# Problem requirements
Find the lines holding the word "VERSION" and collect them.

# Entries supplied
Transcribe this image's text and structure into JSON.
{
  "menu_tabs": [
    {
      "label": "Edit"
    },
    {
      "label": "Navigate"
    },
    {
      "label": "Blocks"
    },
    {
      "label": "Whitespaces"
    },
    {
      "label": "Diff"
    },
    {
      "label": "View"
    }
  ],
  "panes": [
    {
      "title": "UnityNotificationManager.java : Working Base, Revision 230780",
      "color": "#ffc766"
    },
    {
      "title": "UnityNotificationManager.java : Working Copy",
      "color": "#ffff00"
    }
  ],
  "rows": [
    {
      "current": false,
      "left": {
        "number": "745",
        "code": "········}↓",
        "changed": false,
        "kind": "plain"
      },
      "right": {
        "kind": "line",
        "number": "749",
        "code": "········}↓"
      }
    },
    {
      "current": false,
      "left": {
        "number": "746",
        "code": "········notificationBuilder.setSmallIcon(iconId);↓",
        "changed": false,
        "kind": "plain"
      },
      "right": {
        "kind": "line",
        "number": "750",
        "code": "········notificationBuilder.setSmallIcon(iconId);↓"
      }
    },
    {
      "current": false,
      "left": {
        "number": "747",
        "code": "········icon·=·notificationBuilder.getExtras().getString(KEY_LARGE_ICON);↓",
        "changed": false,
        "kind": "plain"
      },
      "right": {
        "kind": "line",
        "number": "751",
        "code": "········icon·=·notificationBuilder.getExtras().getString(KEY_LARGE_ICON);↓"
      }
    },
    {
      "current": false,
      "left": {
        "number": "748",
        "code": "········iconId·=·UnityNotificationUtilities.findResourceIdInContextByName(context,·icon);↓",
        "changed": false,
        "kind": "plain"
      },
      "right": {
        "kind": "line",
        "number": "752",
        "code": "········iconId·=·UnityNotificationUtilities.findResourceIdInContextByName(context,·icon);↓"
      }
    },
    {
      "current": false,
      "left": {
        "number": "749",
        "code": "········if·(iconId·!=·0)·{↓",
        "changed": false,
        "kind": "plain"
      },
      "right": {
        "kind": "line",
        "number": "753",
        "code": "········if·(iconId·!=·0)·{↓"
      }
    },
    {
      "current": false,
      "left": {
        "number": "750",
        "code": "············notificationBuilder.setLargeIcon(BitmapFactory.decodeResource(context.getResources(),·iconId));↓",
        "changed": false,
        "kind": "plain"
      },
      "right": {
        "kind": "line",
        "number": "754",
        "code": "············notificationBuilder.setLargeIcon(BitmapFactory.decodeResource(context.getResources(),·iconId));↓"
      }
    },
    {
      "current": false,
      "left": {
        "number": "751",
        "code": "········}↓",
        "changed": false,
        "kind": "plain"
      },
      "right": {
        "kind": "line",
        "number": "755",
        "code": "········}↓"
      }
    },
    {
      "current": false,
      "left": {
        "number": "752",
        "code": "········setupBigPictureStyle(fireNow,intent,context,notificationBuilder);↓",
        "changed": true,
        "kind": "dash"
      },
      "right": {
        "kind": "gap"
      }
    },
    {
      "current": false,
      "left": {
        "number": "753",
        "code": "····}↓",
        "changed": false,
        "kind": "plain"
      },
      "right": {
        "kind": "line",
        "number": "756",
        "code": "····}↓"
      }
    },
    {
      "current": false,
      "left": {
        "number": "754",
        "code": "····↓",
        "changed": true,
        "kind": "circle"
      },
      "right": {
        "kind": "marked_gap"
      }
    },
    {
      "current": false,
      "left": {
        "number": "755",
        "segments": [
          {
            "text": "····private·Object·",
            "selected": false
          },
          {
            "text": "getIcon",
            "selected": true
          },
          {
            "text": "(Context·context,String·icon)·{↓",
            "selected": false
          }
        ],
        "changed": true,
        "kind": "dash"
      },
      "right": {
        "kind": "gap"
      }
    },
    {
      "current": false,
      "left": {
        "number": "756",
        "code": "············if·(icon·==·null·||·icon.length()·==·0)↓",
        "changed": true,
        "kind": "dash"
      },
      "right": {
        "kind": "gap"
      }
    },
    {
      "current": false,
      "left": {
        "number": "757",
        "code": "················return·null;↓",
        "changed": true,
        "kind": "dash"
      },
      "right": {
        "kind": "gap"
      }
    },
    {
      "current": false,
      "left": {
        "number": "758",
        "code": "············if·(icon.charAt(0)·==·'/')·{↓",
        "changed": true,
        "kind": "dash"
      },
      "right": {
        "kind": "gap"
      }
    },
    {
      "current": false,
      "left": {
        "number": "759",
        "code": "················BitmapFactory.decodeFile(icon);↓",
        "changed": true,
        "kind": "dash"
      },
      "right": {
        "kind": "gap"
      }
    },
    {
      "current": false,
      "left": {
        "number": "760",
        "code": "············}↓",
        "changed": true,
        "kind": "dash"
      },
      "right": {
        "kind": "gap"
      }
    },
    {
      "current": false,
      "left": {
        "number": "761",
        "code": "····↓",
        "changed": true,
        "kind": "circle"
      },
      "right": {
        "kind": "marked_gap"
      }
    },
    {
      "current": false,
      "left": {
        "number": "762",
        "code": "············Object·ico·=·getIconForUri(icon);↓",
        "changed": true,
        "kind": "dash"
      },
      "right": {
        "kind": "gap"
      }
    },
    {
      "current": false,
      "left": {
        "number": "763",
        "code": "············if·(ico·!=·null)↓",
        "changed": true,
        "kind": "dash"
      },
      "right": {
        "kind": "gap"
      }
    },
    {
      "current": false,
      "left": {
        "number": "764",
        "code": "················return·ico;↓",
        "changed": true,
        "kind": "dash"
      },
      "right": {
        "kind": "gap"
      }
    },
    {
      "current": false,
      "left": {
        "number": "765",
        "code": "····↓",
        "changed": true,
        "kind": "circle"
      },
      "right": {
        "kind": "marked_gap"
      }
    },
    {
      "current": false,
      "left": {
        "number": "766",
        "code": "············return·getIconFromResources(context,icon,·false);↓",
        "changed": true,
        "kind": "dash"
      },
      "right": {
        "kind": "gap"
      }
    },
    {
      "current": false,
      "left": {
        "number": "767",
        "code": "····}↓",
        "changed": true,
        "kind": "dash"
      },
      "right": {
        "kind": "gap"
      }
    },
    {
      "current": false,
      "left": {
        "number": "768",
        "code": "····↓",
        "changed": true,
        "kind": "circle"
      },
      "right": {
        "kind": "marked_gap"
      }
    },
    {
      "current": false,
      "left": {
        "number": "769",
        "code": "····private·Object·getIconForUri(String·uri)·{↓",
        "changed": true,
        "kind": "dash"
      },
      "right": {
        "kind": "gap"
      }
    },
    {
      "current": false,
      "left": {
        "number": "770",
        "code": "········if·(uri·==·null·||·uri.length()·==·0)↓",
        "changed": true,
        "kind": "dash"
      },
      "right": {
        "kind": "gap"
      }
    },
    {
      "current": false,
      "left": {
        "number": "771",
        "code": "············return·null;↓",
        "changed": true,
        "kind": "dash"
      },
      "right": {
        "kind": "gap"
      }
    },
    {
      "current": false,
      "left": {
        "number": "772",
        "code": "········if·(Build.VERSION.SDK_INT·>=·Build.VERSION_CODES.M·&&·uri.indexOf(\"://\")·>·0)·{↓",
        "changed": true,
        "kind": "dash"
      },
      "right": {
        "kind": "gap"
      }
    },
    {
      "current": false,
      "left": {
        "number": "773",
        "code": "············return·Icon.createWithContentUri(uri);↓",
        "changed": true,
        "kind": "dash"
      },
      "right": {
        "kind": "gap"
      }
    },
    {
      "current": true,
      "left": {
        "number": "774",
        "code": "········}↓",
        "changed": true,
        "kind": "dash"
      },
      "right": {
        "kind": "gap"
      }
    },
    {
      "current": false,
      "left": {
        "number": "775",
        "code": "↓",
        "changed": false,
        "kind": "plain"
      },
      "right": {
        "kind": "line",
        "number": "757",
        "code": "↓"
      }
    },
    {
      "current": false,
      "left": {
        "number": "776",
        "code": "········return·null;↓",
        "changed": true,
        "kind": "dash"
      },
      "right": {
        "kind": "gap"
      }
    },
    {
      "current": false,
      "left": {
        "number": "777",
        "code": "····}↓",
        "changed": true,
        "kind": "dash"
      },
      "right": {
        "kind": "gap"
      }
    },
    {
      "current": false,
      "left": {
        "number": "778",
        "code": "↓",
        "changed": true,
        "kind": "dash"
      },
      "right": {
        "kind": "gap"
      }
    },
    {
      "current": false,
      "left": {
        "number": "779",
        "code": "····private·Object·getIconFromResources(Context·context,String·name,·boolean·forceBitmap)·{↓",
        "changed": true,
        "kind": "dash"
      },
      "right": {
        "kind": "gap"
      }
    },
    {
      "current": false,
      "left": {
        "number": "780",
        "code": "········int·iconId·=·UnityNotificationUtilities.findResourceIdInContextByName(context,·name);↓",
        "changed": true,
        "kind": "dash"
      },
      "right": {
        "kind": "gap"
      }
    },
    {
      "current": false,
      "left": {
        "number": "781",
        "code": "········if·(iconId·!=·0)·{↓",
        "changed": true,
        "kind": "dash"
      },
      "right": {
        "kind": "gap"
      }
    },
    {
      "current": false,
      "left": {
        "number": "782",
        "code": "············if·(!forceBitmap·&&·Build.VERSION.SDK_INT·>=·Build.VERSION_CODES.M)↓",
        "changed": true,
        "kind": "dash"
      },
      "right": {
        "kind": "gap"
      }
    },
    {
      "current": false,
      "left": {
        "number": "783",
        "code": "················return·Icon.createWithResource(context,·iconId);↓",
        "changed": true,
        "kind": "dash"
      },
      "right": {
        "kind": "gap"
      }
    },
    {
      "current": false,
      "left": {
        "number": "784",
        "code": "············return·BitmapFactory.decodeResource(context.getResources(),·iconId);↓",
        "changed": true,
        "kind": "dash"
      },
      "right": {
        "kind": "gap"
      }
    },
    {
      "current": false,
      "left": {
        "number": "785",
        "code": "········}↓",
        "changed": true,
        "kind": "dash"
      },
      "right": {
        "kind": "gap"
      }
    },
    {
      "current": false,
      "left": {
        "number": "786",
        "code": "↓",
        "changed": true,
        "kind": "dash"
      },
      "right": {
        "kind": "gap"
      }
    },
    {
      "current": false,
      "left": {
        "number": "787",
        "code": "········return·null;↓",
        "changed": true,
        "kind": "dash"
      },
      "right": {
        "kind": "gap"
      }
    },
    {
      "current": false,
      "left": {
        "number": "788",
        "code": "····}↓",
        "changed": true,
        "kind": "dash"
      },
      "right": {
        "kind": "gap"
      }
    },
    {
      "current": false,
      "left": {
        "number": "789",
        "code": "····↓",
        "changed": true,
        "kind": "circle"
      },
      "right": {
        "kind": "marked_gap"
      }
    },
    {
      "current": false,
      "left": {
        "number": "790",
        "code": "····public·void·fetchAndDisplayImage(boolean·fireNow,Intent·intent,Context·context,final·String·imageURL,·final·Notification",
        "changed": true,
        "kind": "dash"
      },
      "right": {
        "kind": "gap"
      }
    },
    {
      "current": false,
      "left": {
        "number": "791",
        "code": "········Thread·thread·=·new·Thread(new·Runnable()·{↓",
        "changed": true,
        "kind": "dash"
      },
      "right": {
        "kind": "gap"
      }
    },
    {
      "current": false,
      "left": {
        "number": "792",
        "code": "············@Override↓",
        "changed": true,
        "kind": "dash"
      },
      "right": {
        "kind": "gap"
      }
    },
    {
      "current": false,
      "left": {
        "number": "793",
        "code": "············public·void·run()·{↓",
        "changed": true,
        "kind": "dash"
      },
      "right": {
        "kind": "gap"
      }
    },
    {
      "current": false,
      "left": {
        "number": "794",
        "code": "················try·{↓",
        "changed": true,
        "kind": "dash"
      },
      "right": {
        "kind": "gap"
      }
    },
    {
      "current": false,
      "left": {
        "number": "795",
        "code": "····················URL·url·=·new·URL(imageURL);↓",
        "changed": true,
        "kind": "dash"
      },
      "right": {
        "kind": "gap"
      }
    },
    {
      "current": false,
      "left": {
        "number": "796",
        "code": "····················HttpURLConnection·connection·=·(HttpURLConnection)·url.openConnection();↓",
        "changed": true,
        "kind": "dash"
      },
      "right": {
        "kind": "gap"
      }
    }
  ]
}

# Complete response
        "code": "········if·(Build.VERSION.SDK_INT·>=·Build.VERSION_CODES.M·&&·uri.indexOf(\"://\")·>·0)·{↓",
        "code": "············if·(!forceBitmap·&&·Build.VERSION.SDK_INT·>=·Build.VERSION_CODES.M)↓",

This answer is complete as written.